• Required work
Restate the entire listing word for word.

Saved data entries
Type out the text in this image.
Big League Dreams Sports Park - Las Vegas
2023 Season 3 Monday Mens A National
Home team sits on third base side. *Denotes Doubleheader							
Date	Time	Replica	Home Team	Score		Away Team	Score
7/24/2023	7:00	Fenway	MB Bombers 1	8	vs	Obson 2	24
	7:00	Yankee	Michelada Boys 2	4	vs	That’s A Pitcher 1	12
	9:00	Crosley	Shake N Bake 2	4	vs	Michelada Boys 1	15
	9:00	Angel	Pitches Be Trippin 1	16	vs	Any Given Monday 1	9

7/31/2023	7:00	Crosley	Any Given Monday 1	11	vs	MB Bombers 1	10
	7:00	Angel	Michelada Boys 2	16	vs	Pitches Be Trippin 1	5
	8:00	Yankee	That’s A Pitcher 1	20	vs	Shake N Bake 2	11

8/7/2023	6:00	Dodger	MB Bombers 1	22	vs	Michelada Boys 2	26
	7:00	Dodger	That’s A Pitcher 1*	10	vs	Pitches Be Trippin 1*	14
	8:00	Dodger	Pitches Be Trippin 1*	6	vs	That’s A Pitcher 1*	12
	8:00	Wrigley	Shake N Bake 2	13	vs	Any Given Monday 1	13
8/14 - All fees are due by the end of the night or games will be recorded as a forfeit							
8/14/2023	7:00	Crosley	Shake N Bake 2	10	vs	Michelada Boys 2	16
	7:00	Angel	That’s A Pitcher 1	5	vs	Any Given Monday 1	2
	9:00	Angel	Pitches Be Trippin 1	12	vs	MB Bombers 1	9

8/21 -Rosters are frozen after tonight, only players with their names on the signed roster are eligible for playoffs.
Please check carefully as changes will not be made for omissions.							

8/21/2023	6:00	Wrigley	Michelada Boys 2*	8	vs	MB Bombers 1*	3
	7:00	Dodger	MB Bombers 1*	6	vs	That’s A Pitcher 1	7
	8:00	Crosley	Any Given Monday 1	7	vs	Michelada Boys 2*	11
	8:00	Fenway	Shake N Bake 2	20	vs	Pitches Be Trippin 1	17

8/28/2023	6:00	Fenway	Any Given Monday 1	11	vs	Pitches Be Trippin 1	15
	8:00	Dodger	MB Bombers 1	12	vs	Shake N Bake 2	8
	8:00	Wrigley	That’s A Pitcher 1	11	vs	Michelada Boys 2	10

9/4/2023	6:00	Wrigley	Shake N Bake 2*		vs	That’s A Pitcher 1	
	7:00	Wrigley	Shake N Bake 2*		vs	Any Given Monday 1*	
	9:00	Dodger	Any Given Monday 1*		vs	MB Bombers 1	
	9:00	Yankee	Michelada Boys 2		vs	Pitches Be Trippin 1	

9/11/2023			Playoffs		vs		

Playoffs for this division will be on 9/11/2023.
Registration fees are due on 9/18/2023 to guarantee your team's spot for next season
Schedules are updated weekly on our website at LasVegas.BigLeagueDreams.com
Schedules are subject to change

• Output
Type out the text in this image.
Big League Dreams Sports Park - Las Vegas
2023 Season 3 Monday Mens A National
Home team sits on third base side. *Denotes Doubleheader							
Date	Time	Replica	Home Team	Score		Away Team	Score
7/24/2023	7:00	Fenway	MB Bombers 1	8	vs	Obson 2	24
	7:00	Yankee	Michelada Boys 2	4	vs	That’s A Pitcher 1	12
	9:00	Crosley	Shake N Bake 2	4	vs	Michelada Boys 1	15
	9:00	Angel	Pitches Be Trippin 1	16	vs	Any Given Monday 1	9

7/31/2023	7:00	Crosley	Any Given Monday 1	11	vs	MB Bombers 1	10
	7:00	Angel	Michelada Boys 2	16	vs	Pitches Be Trippin 1	5
	8:00	Yankee	That’s A Pitcher 1	20	vs	Shake N Bake 2	11

8/7/2023	6:00	Dodger	MB Bombers 1	22	vs	Michelada Boys 2	26
	7:00	Dodger	That’s A Pitcher 1*	10	vs	Pitches Be Trippin 1*	14
	8:00	Dodger	Pitches Be Trippin 1*	6	vs	That’s A Pitcher 1*	12
	8:00	Wrigley	Shake N Bake 2	13	vs	Any Given Monday 1	13
8/14 - All fees are due by the end of the night or games will be recorded as a forfeit							
8/14/2023	7:00	Crosley	Shake N Bake 2	10	vs	Michelada Boys 2	16
	7:00	Angel	That’s A Pitcher 1	5	vs	Any Given Monday 1	2
	9:00	Angel	Pitches Be Trippin 1	12	vs	MB Bombers 1	9

8/21 -Rosters are frozen after tonight, only players with their names on the signed roster are eligible for playoffs.
Please check carefully as changes will not be made for omissions.							

8/21/2023	6:00	Wrigley	Michelada Boys 2*	8	vs	MB Bombers 1*	3
	7:00	Dodger	MB Bombers 1*	6	vs	That’s A Pitcher 1	7
	8:00	Crosley	Any Given Monday 1	7	vs	Michelada Boys 2*	11
	8:00	Fenway	Shake N Bake 2	20	vs	Pitches Be Trippin 1	17

8/28/2023	6:00	Fenway	Any Given Monday 1	11	vs	Pitches Be Trippin 1	15
	8:00	Dodger	MB Bombers 1	12	vs	Shake N Bake 2	8
	8:00	Wrigley	That’s A Pitcher 1	11	vs	Michelada Boys 2	10

9/4/2023	6:00	Wrigley	Shake N Bake 2*		vs	That’s A Pitcher 1	
	7:00	Wrigley	Shake N Bake 2*		vs	Any Given Monday 1*	
	9:00	Dodger	Any Given Monday 1*		vs	MB Bombers 1	
	9:00	Yankee	Michelada Boys 2		vs	Pitches Be Trippin 1	

9/11/2023			Playoffs		vs		

Playoffs for this division will be on 9/11/2023.
Registration fees are due on 9/18/2023 to guarantee your team's spot for next season
Schedules are updated weekly on our website at LasVegas.BigLeagueDreams.com
Schedules are subject to change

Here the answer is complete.